Task directions. Exactly repeat the material, dropping every picture from the copy.

[Collected data entries]
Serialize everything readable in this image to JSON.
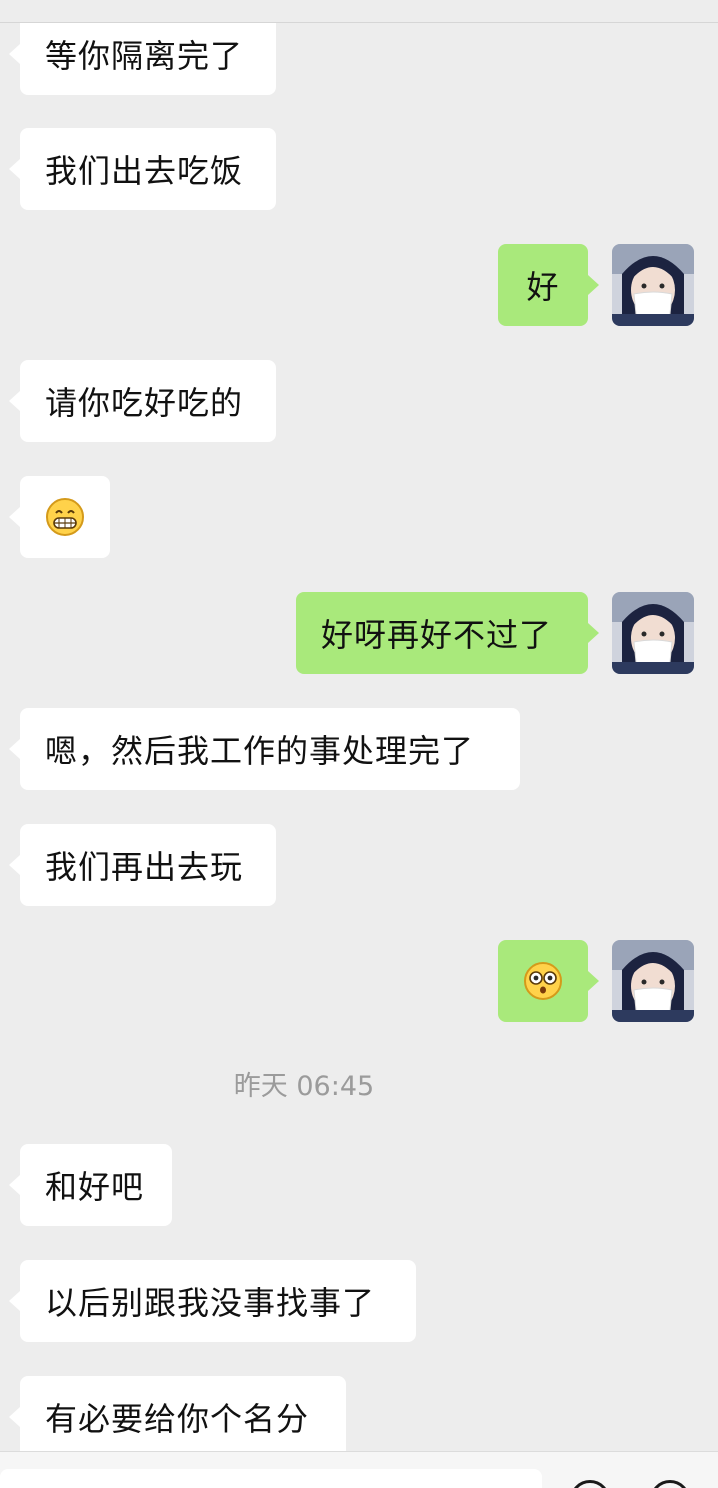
{
  "messages": [
    {
      "text": "等你隔离完了"
    },
    {
      "text": "我们出去吃饭"
    },
    {
      "text": "好"
    },
    {
      "text": "请你吃好吃的"
    },
    {
      "emoji": "grin-emoji"
    },
    {
      "text": "好呀再好不过了"
    },
    {
      "text": "嗯，然后我工作的事处理完了"
    },
    {
      "text": "我们再出去玩"
    },
    {
      "emoji": "dizzy-eyes-emoji"
    },
    {
      "text": "和好吧"
    },
    {
      "text": "以后别跟我没事找事了"
    },
    {
      "text": "有必要给你个名分"
    }
  ],
  "timestamp": "昨天 06:45",
  "colors": {
    "background": "#ededed",
    "incoming_bubble": "#ffffff",
    "outgoing_bubble": "#a9e97b",
    "timestamp_text": "#9b9b9b"
  },
  "icons": [
    "voice-toggle-icon",
    "emoji-button-icon",
    "more-plus-icon"
  ]
}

Expected answer.
Serialize everything readable in this image to JSON.
{
  "messages": [
    {
      "text": "等你隔离完了"
    },
    {
      "text": "我们出去吃饭"
    },
    {
      "text": "好"
    },
    {
      "text": "请你吃好吃的"
    },
    {
      "emoji": "grin-emoji"
    },
    {
      "text": "好呀再好不过了"
    },
    {
      "text": "嗯，然后我工作的事处理完了"
    },
    {
      "text": "我们再出去玩"
    },
    {
      "emoji": "dizzy-eyes-emoji"
    },
    {
      "text": "和好吧"
    },
    {
      "text": "以后别跟我没事找事了"
    },
    {
      "text": "有必要给你个名分"
    }
  ],
  "timestamp": "昨天 06:45",
  "colors": {
    "background": "#ededed",
    "incoming_bubble": "#ffffff",
    "outgoing_bubble": "#a9e97b",
    "timestamp_text": "#9b9b9b"
  },
  "icons": [
    "voice-toggle-icon",
    "emoji-button-icon",
    "more-plus-icon"
  ]
}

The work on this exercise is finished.